-- BEGIN --

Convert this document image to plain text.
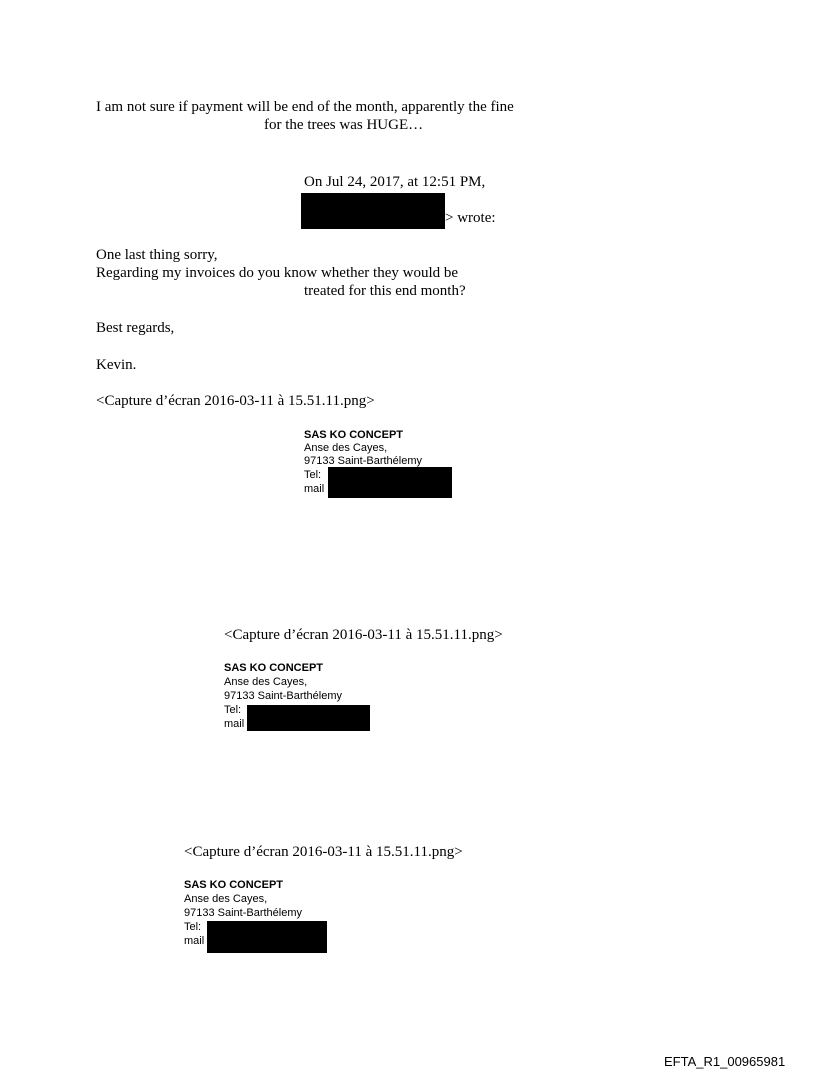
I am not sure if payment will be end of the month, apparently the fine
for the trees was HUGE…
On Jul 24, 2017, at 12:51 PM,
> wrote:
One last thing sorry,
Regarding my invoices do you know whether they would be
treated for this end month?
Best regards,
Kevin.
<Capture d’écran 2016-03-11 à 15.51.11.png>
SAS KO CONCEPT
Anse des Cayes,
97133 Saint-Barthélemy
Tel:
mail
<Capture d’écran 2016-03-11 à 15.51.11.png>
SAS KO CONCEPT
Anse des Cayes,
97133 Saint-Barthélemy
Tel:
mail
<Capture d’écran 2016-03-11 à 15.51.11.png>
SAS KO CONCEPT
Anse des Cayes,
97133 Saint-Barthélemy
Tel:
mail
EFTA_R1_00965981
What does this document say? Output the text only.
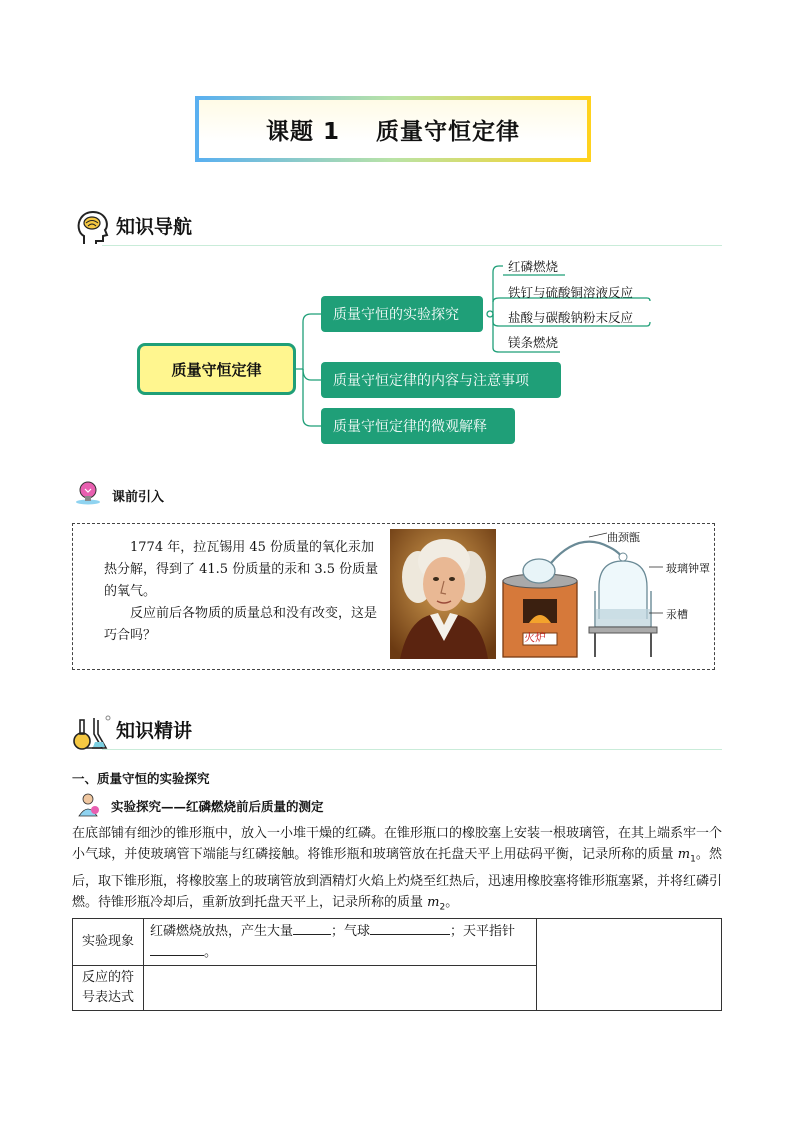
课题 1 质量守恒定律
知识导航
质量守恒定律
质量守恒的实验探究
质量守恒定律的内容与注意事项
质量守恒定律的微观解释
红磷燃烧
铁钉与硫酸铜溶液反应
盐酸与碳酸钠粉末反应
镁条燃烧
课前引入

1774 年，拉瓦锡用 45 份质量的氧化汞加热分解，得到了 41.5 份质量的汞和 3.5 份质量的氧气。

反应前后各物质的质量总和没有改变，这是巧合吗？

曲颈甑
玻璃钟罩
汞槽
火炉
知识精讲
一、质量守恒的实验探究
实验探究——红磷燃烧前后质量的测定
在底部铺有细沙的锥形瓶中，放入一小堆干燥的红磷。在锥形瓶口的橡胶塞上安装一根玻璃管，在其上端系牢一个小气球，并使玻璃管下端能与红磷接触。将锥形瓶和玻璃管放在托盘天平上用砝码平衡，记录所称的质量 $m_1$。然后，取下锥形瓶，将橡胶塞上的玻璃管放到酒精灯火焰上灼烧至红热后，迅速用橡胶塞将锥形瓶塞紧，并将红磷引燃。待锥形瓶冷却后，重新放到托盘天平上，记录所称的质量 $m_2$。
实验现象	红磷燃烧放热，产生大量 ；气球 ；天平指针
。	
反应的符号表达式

-- END --
-- BEGIN --

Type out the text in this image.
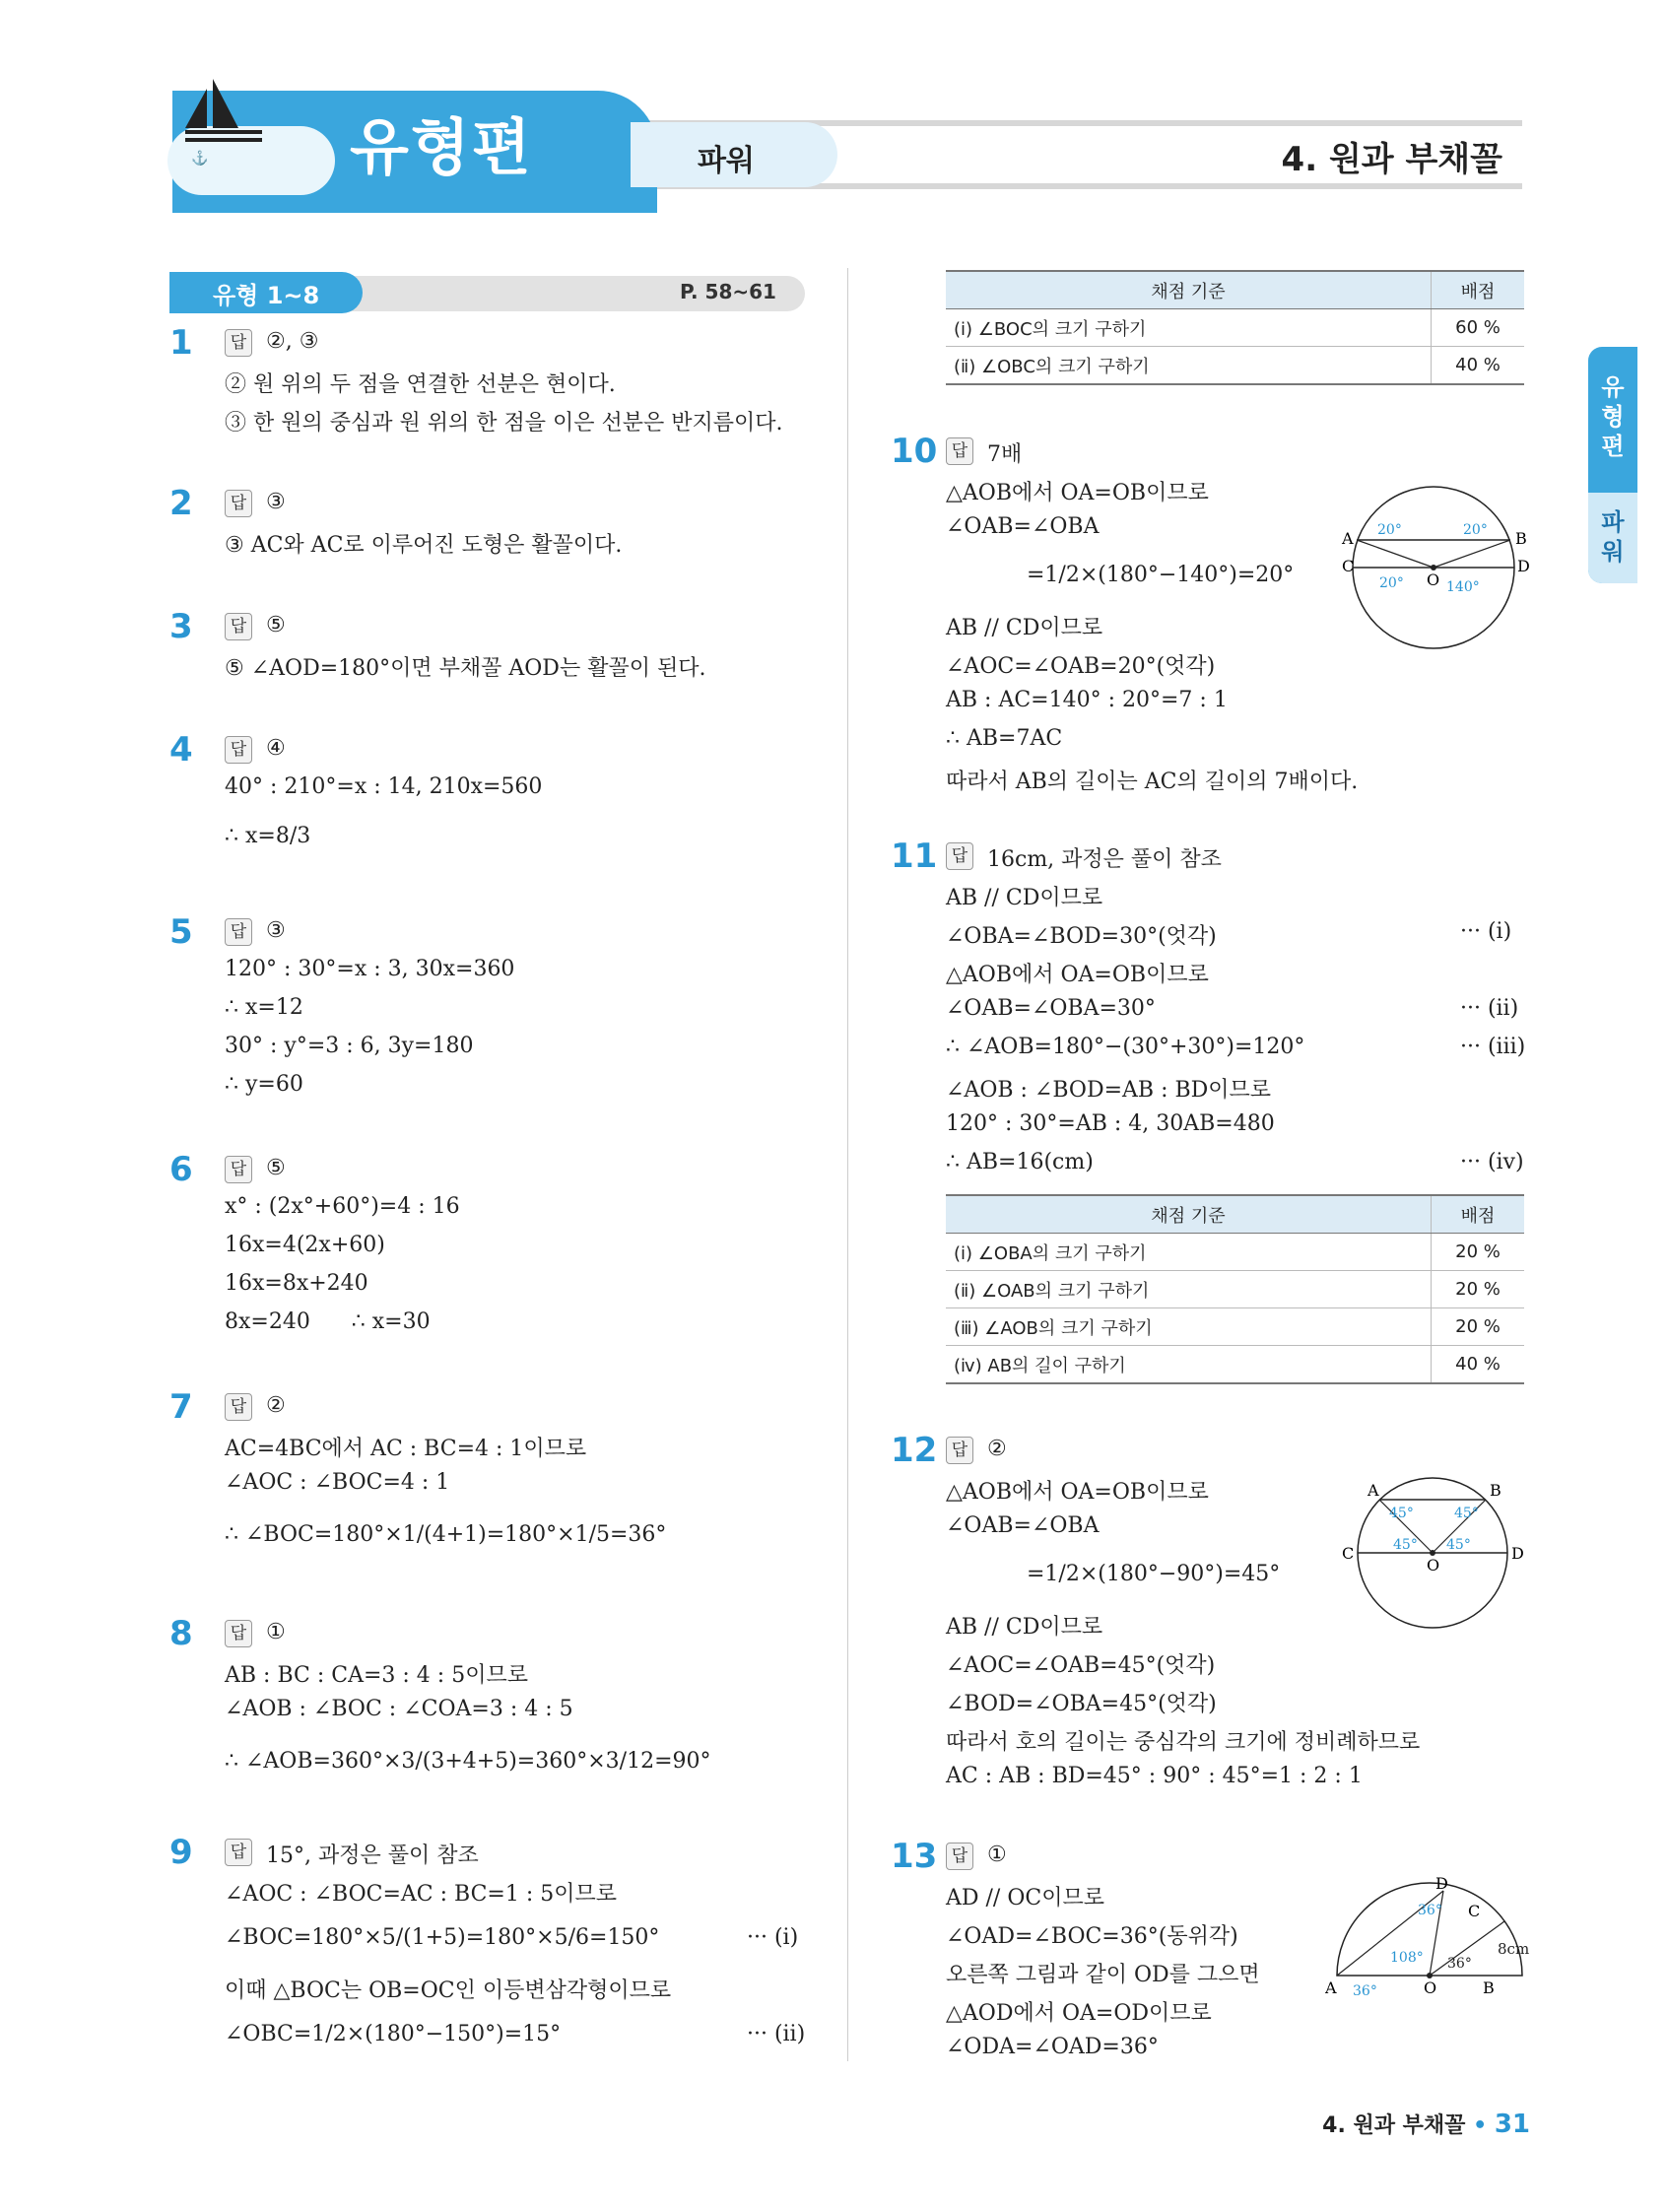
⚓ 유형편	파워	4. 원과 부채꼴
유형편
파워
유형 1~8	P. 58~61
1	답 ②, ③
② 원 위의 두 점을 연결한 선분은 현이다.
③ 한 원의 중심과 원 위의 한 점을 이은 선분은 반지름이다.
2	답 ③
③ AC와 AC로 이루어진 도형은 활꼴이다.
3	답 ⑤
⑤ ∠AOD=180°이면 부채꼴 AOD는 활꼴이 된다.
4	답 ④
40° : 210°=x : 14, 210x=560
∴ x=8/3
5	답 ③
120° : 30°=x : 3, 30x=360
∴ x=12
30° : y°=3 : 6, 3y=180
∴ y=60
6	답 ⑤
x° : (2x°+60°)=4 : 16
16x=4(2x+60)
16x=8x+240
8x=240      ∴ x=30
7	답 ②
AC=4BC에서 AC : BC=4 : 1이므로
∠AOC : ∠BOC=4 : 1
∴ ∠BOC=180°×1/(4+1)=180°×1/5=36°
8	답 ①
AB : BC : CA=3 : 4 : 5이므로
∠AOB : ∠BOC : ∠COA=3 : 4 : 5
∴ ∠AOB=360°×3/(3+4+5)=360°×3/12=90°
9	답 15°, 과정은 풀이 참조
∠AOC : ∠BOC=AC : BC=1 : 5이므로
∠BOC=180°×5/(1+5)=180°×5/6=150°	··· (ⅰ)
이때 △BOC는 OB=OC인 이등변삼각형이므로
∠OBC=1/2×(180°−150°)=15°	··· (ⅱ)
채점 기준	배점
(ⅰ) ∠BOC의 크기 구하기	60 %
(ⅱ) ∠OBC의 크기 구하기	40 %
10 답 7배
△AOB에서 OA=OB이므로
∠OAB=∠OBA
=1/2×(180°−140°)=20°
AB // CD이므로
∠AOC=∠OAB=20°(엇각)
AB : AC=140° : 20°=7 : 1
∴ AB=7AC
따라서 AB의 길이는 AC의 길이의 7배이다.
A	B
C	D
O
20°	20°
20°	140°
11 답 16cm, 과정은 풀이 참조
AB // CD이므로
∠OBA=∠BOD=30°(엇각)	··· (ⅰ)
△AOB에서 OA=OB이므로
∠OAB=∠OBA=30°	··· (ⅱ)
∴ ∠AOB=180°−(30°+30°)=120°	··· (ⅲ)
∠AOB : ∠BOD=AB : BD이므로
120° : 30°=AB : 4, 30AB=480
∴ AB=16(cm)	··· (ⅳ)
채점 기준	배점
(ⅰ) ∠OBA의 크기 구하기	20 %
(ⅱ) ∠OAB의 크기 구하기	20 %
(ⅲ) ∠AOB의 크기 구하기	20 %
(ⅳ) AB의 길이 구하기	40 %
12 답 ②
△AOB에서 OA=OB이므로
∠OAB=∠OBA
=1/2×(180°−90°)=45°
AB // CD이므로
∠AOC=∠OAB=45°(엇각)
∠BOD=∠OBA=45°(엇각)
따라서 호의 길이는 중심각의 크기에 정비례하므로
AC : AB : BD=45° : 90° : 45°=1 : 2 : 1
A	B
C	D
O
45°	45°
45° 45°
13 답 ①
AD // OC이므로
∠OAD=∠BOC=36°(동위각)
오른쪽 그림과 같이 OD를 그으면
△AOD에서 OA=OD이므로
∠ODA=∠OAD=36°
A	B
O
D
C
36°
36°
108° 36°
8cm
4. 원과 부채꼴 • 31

-- END --

--- GIVEN EXERCISE ---
Which lines contain "text"? Copy each of them.

--- THE COMPLETED TASK ---
Convert this document image to plain text.
What does this document say? Output the text only.
Type out the text in this image.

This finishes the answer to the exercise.